_What you are asked to do:_
Below are entries to be transcribed exactly; exclude the pictures from the copy.

=-=-=

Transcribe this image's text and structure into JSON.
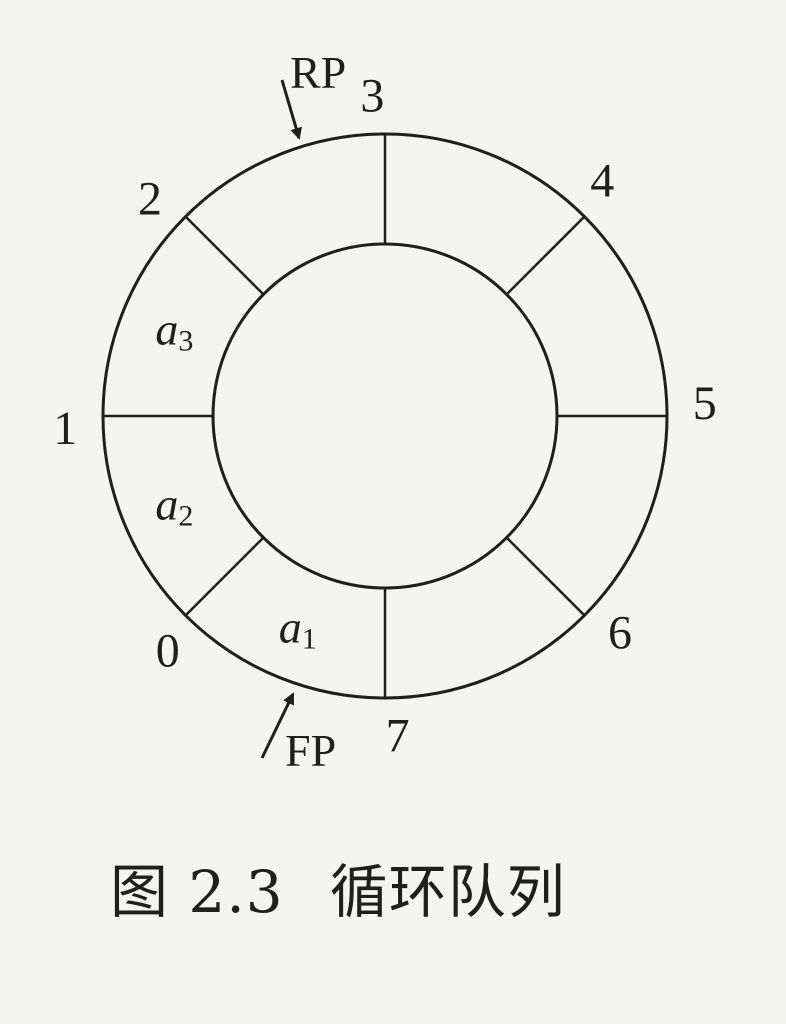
{
  "diagram": {
    "slots": [
      {
        "index": "0",
        "element": {
          "name": "a",
          "sub": "1"
        }
      },
      {
        "index": "1",
        "element": {
          "name": "a",
          "sub": "2"
        }
      },
      {
        "index": "2",
        "element": {
          "name": "a",
          "sub": "3"
        }
      },
      {
        "index": "3",
        "element": null
      },
      {
        "index": "4",
        "element": null
      },
      {
        "index": "5",
        "element": null
      },
      {
        "index": "6",
        "element": null
      },
      {
        "index": "7",
        "element": null
      }
    ],
    "pointers": {
      "rear": "RP",
      "front": "FP"
    }
  },
  "caption": {
    "number": "图 2.3",
    "title": "循环队列"
  }
}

=-=-=

_Complete output:_
Transcribe this image's text and structure into JSON.
{
  "diagram": {
    "slots": [
      {
        "index": "0",
        "element": {
          "name": "a",
          "sub": "1"
        }
      },
      {
        "index": "1",
        "element": {
          "name": "a",
          "sub": "2"
        }
      },
      {
        "index": "2",
        "element": {
          "name": "a",
          "sub": "3"
        }
      },
      {
        "index": "3",
        "element": null
      },
      {
        "index": "4",
        "element": null
      },
      {
        "index": "5",
        "element": null
      },
      {
        "index": "6",
        "element": null
      },
      {
        "index": "7",
        "element": null
      }
    ],
    "pointers": {
      "rear": "RP",
      "front": "FP"
    }
  },
  "caption": {
    "number": "图 2.3",
    "title": "循环队列"
  }
}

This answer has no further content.